--- Short task ---
A faithful transcription of all the data is required.

--- Records for the exercise ---

····················

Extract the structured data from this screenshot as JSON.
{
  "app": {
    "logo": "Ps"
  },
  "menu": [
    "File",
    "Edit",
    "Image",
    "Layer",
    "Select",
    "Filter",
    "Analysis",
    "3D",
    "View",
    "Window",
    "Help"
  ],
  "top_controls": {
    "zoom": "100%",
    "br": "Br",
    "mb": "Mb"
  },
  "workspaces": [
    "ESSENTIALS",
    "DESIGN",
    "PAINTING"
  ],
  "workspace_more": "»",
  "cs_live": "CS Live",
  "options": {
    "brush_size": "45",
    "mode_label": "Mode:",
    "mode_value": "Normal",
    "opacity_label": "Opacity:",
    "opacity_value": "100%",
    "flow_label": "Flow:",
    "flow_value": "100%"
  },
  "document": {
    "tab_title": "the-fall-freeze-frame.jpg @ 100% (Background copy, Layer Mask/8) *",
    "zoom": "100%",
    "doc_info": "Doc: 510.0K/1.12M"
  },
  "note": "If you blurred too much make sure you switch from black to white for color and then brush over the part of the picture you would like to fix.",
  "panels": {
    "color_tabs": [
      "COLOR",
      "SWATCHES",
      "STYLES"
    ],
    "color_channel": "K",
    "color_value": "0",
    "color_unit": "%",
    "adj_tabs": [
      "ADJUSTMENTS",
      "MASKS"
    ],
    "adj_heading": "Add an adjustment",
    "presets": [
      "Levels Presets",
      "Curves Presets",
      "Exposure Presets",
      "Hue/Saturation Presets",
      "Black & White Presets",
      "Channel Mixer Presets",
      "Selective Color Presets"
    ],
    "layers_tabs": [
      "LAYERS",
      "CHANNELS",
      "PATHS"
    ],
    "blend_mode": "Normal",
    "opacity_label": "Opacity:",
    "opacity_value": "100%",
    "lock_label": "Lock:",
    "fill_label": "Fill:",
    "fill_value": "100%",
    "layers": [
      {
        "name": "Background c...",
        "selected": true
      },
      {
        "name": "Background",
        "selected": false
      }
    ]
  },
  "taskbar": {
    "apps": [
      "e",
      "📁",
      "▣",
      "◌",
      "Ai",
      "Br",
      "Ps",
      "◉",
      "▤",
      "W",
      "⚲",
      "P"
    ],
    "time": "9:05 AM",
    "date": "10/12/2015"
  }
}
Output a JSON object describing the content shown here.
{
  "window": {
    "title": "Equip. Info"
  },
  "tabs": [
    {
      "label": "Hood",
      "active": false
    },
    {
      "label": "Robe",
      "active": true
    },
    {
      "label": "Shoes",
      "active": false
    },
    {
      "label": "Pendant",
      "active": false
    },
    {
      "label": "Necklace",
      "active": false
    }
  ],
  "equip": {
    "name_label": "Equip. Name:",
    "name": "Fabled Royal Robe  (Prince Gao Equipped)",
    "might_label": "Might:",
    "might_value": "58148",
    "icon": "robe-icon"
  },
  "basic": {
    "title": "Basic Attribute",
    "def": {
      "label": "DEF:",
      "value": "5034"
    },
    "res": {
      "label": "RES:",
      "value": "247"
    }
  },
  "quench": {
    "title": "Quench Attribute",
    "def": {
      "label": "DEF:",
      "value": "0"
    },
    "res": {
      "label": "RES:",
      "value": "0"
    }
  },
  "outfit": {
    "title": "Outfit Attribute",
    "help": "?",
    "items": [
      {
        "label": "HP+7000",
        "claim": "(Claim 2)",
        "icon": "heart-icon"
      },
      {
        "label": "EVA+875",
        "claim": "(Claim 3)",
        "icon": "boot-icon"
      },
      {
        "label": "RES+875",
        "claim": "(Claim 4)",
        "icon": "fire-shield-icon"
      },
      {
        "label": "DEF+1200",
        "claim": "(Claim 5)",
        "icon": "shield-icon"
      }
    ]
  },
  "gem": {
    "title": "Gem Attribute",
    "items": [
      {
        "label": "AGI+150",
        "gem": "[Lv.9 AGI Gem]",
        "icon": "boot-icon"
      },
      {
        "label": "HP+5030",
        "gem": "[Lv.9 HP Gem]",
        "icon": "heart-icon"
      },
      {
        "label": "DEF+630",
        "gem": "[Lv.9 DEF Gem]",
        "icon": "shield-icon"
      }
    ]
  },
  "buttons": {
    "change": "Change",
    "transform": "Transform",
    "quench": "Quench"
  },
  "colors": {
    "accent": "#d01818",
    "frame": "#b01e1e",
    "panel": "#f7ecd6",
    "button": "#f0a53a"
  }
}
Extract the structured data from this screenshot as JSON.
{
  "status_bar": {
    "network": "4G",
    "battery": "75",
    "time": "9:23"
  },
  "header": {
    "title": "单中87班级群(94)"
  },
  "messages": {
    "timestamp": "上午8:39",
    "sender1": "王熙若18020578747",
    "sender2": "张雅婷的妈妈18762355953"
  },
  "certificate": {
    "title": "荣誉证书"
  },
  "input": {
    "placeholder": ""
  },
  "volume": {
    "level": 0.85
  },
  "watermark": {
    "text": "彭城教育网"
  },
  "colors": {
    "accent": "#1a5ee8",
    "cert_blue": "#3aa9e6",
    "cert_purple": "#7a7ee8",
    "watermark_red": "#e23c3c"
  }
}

····················

--- Expected answer ---
Extract the structured data from this screenshot as JSON.
{
  "app": {
    "logo": "Ps"
  },
  "menu": [
    "File",
    "Edit",
    "Image",
    "Layer",
    "Select",
    "Filter",
    "Analysis",
    "3D",
    "View",
    "Window",
    "Help"
  ],
  "top_controls": {
    "zoom": "100%",
    "br": "Br",
    "mb": "Mb"
  },
  "workspaces": [
    "ESSENTIALS",
    "DESIGN",
    "PAINTING"
  ],
  "workspace_more": "»",
  "cs_live": "CS Live",
  "options": {
    "brush_size": "45",
    "mode_label": "Mode:",
    "mode_value": "Normal",
    "opacity_label": "Opacity:",
    "opacity_value": "100%",
    "flow_label": "Flow:",
    "flow_value": "100%"
  },
  "document": {
    "tab_title": "the-fall-freeze-frame.jpg @ 100% (Background copy, Layer Mask/8) *",
    "zoom": "100%",
    "doc_info": "Doc: 510.0K/1.12M"
  },
  "note": "If you blurred too much make sure you switch from black to white for color and then brush over the part of the picture you would like to fix.",
  "panels": {
    "color_tabs": [
      "COLOR",
      "SWATCHES",
      "STYLES"
    ],
    "color_channel": "K",
    "color_value": "0",
    "color_unit": "%",
    "adj_tabs": [
      "ADJUSTMENTS",
      "MASKS"
    ],
    "adj_heading": "Add an adjustment",
    "presets": [
      "Levels Presets",
      "Curves Presets",
      "Exposure Presets",
      "Hue/Saturation Presets",
      "Black & White Presets",
      "Channel Mixer Presets",
      "Selective Color Presets"
    ],
    "layers_tabs": [
      "LAYERS",
      "CHANNELS",
      "PATHS"
    ],
    "blend_mode": "Normal",
    "opacity_label": "Opacity:",
    "opacity_value": "100%",
    "lock_label": "Lock:",
    "fill_label": "Fill:",
    "fill_value": "100%",
    "layers": [
      {
        "name": "Background c...",
        "selected": true
      },
      {
        "name": "Background",
        "selected": false
      }
    ]
  },
  "taskbar": {
    "apps": [
      "e",
      "📁",
      "▣",
      "◌",
      "Ai",
      "Br",
      "Ps",
      "◉",
      "▤",
      "W",
      "⚲",
      "P"
    ],
    "time": "9:05 AM",
    "date": "10/12/2015"
  }
}
Output a JSON object describing the content shown here.
{
  "window": {
    "title": "Equip. Info"
  },
  "tabs": [
    {
      "label": "Hood",
      "active": false
    },
    {
      "label": "Robe",
      "active": true
    },
    {
      "label": "Shoes",
      "active": false
    },
    {
      "label": "Pendant",
      "active": false
    },
    {
      "label": "Necklace",
      "active": false
    }
  ],
  "equip": {
    "name_label": "Equip. Name:",
    "name": "Fabled Royal Robe  (Prince Gao Equipped)",
    "might_label": "Might:",
    "might_value": "58148",
    "icon": "robe-icon"
  },
  "basic": {
    "title": "Basic Attribute",
    "def": {
      "label": "DEF:",
      "value": "5034"
    },
    "res": {
      "label": "RES:",
      "value": "247"
    }
  },
  "quench": {
    "title": "Quench Attribute",
    "def": {
      "label": "DEF:",
      "value": "0"
    },
    "res": {
      "label": "RES:",
      "value": "0"
    }
  },
  "outfit": {
    "title": "Outfit Attribute",
    "help": "?",
    "items": [
      {
        "label": "HP+7000",
        "claim": "(Claim 2)",
        "icon": "heart-icon"
      },
      {
        "label": "EVA+875",
        "claim": "(Claim 3)",
        "icon": "boot-icon"
      },
      {
        "label": "RES+875",
        "claim": "(Claim 4)",
        "icon": "fire-shield-icon"
      },
      {
        "label": "DEF+1200",
        "claim": "(Claim 5)",
        "icon": "shield-icon"
      }
    ]
  },
  "gem": {
    "title": "Gem Attribute",
    "items": [
      {
        "label": "AGI+150",
        "gem": "[Lv.9 AGI Gem]",
        "icon": "boot-icon"
      },
      {
        "label": "HP+5030",
        "gem": "[Lv.9 HP Gem]",
        "icon": "heart-icon"
      },
      {
        "label": "DEF+630",
        "gem": "[Lv.9 DEF Gem]",
        "icon": "shield-icon"
      }
    ]
  },
  "buttons": {
    "change": "Change",
    "transform": "Transform",
    "quench": "Quench"
  },
  "colors": {
    "accent": "#d01818",
    "frame": "#b01e1e",
    "panel": "#f7ecd6",
    "button": "#f0a53a"
  }
}
Extract the structured data from this screenshot as JSON.
{
  "status_bar": {
    "network": "4G",
    "battery": "75",
    "time": "9:23"
  },
  "header": {
    "title": "单中87班级群(94)"
  },
  "messages": {
    "timestamp": "上午8:39",
    "sender1": "王熙若18020578747",
    "sender2": "张雅婷的妈妈18762355953"
  },
  "certificate": {
    "title": "荣誉证书"
  },
  "input": {
    "placeholder": ""
  },
  "volume": {
    "level": 0.85
  },
  "watermark": {
    "text": "彭城教育网"
  },
  "colors": {
    "accent": "#1a5ee8",
    "cert_blue": "#3aa9e6",
    "cert_purple": "#7a7ee8",
    "watermark_red": "#e23c3c"
  }
}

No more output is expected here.